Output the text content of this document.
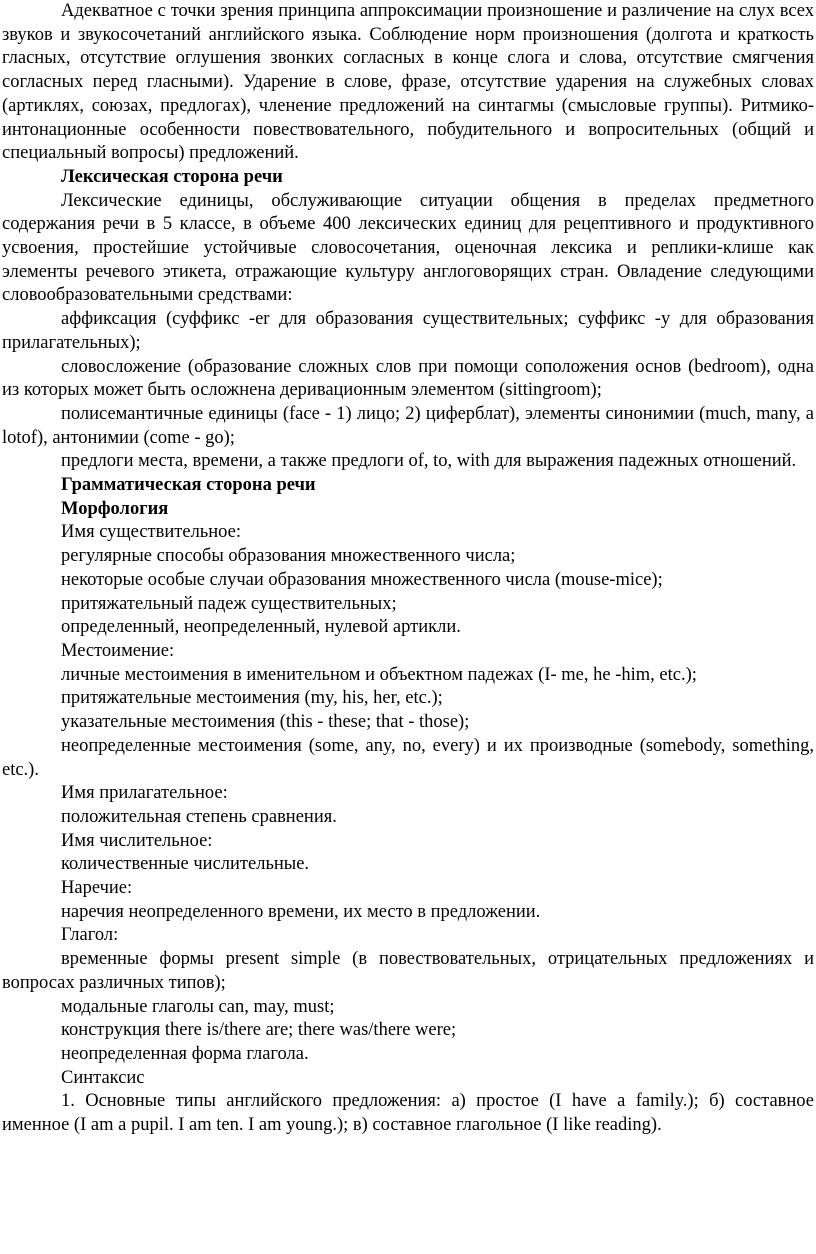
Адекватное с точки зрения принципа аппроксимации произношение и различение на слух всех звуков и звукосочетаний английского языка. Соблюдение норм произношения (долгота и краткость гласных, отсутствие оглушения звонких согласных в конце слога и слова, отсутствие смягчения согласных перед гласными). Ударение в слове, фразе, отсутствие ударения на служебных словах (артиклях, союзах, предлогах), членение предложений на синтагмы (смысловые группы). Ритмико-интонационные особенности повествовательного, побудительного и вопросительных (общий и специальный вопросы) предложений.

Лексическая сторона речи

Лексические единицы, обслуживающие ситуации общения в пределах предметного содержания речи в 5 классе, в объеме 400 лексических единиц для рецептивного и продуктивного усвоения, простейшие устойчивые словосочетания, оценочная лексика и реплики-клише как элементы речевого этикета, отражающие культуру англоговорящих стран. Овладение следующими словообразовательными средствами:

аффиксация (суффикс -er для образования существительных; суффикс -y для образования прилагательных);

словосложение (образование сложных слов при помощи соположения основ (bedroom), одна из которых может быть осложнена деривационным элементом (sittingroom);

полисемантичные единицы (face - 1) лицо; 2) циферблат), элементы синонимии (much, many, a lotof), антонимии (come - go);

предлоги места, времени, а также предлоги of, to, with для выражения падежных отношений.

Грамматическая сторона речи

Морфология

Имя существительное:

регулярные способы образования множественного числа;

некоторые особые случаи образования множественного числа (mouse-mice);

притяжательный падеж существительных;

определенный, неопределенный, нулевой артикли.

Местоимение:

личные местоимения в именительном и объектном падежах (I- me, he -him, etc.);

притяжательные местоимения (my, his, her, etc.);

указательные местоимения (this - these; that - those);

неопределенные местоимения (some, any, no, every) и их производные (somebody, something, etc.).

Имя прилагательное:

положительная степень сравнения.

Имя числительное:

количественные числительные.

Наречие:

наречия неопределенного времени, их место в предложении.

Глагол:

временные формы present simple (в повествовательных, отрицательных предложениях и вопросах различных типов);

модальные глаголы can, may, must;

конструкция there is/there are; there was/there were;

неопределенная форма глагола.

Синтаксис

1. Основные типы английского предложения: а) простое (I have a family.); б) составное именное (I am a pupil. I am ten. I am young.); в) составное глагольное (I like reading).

* * *

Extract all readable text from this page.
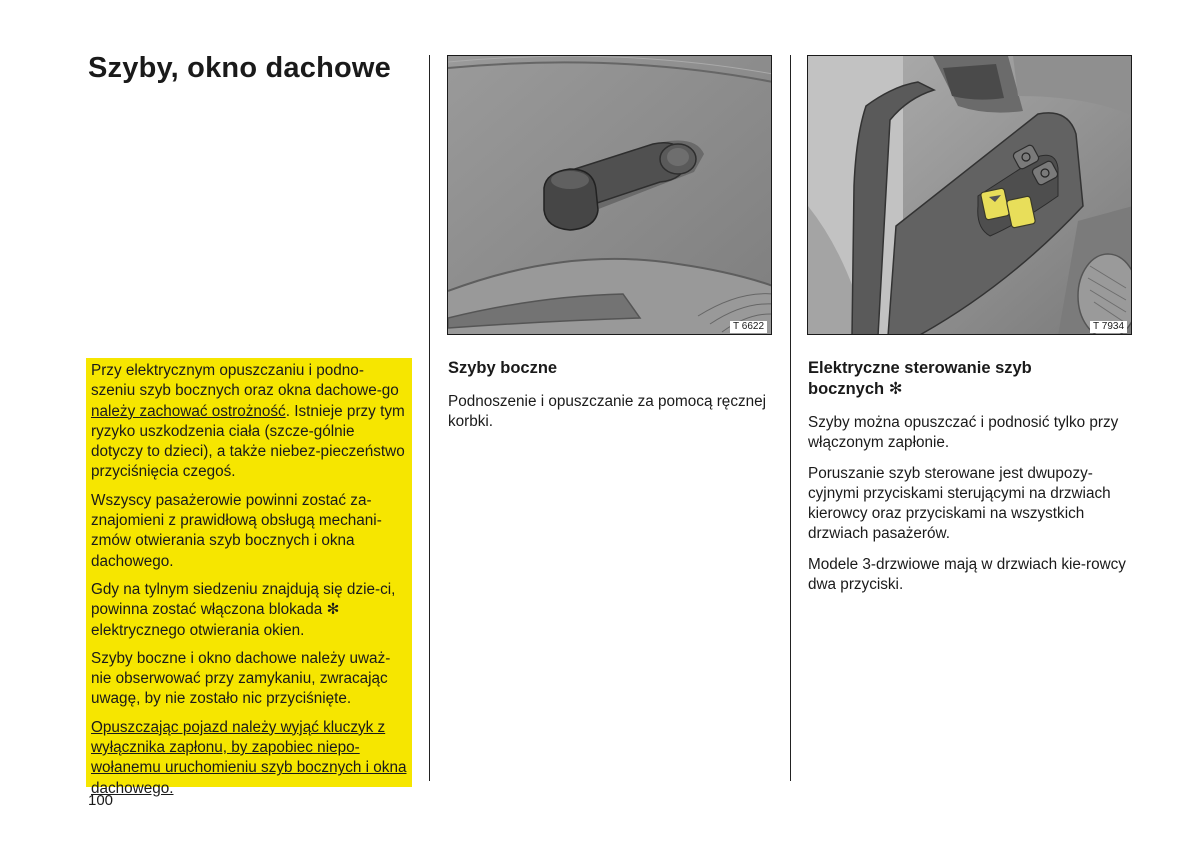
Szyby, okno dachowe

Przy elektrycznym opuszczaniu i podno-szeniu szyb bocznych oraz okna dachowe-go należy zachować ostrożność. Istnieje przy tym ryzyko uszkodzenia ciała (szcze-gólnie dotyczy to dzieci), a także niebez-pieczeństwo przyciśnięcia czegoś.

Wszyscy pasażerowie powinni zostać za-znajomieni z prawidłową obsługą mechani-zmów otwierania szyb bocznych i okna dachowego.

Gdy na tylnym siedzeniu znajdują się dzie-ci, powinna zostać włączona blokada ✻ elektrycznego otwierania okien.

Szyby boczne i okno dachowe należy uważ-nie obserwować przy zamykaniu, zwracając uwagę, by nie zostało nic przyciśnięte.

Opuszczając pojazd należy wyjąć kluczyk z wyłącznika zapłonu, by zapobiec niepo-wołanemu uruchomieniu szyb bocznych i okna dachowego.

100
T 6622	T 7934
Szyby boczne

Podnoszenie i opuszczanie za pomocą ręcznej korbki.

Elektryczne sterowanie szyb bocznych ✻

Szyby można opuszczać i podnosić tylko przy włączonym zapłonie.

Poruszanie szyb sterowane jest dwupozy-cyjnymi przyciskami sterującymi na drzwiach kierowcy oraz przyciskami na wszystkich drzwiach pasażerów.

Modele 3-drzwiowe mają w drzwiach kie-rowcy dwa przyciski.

● What this task involves
For the string "множественного", count the lines of the entries above that include it; answer with the number only.

● Result for this task
2